**PROBLEM DESCRIPTION**
Look through the material below for "regions". Copy every line that contains it.

+ + +

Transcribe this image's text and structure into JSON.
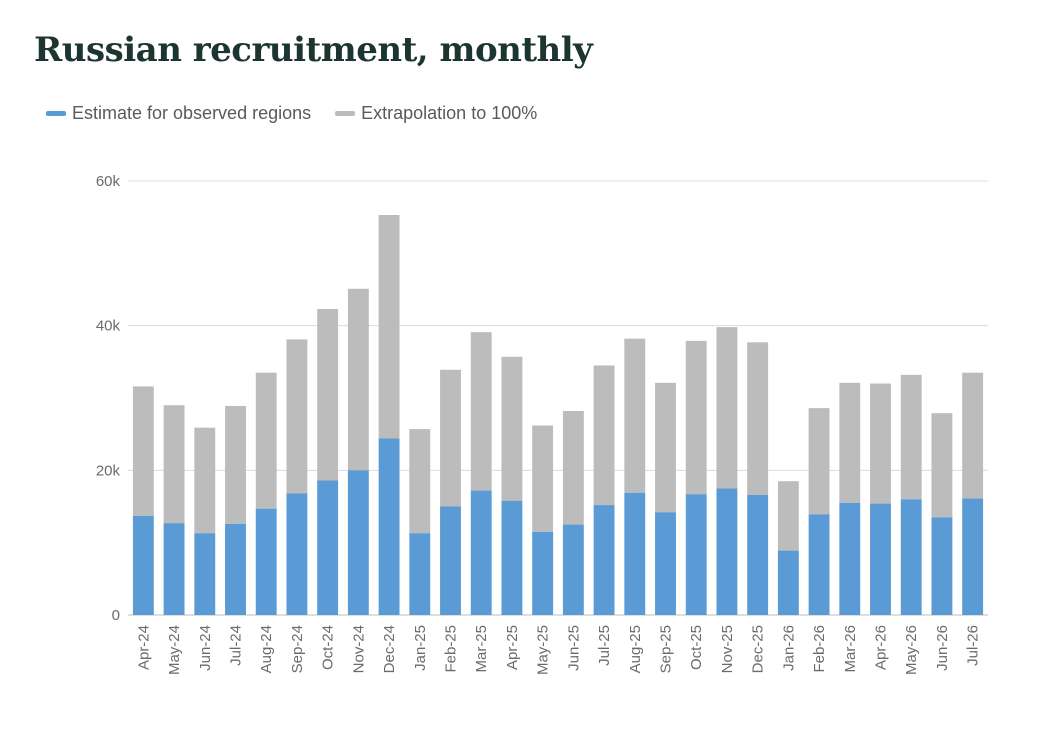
{
  "title": "Russian recruitment, monthly",
  "legend": [
    {
      "label": "Estimate for observed regions",
      "color": "#5b9bd5"
    },
    {
      "label": "Extrapolation to 100%",
      "color": "#bcbcbc"
    }
  ],
  "colors": {
    "observed": "#5b9bd5",
    "extrapolated": "#bcbcbc",
    "grid": "#dcdcdc"
  },
  "chart_data": {
    "type": "bar",
    "stacked": true,
    "categories": [
      "Apr-24",
      "May-24",
      "Jun-24",
      "Jul-24",
      "Aug-24",
      "Sep-24",
      "Oct-24",
      "Nov-24",
      "Dec-24",
      "Jan-25",
      "Feb-25",
      "Mar-25",
      "Apr-25",
      "May-25",
      "Jun-25",
      "Jul-25",
      "Aug-25",
      "Sep-25",
      "Oct-25",
      "Nov-25",
      "Dec-25",
      "Jan-26",
      "Feb-26",
      "Mar-26",
      "Apr-26",
      "May-26",
      "Jun-26",
      "Jul-26"
    ],
    "series": [
      {
        "name": "Estimate for observed regions",
        "values": [
          13700,
          12700,
          11300,
          12600,
          14700,
          16800,
          18600,
          20000,
          24400,
          11300,
          15000,
          17200,
          15800,
          11500,
          12500,
          15200,
          16900,
          14200,
          16700,
          17500,
          16600,
          8900,
          13900,
          15500,
          15400,
          16000,
          13500,
          16100
        ]
      },
      {
        "name": "Extrapolation to 100%",
        "values": [
          17900,
          16300,
          14600,
          16300,
          18800,
          21300,
          23700,
          25100,
          30900,
          14400,
          18900,
          21900,
          19900,
          14700,
          15700,
          19300,
          21300,
          17900,
          21200,
          22300,
          21100,
          9600,
          14700,
          16600,
          16600,
          17200,
          14400,
          17400
        ]
      }
    ],
    "y_ticks": [
      0,
      20000,
      40000,
      60000
    ],
    "y_tick_labels": [
      "0",
      "20k",
      "40k",
      "60k"
    ],
    "ylim": [
      0,
      60000
    ],
    "xlabel": "",
    "ylabel": "",
    "grid": true,
    "legend_position": "top-left"
  }
}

+ + +

**OUTPUT FOR THIS EXERCISE**
      "label": "Estimate for observed regions",
        "name": "Estimate for observed regions",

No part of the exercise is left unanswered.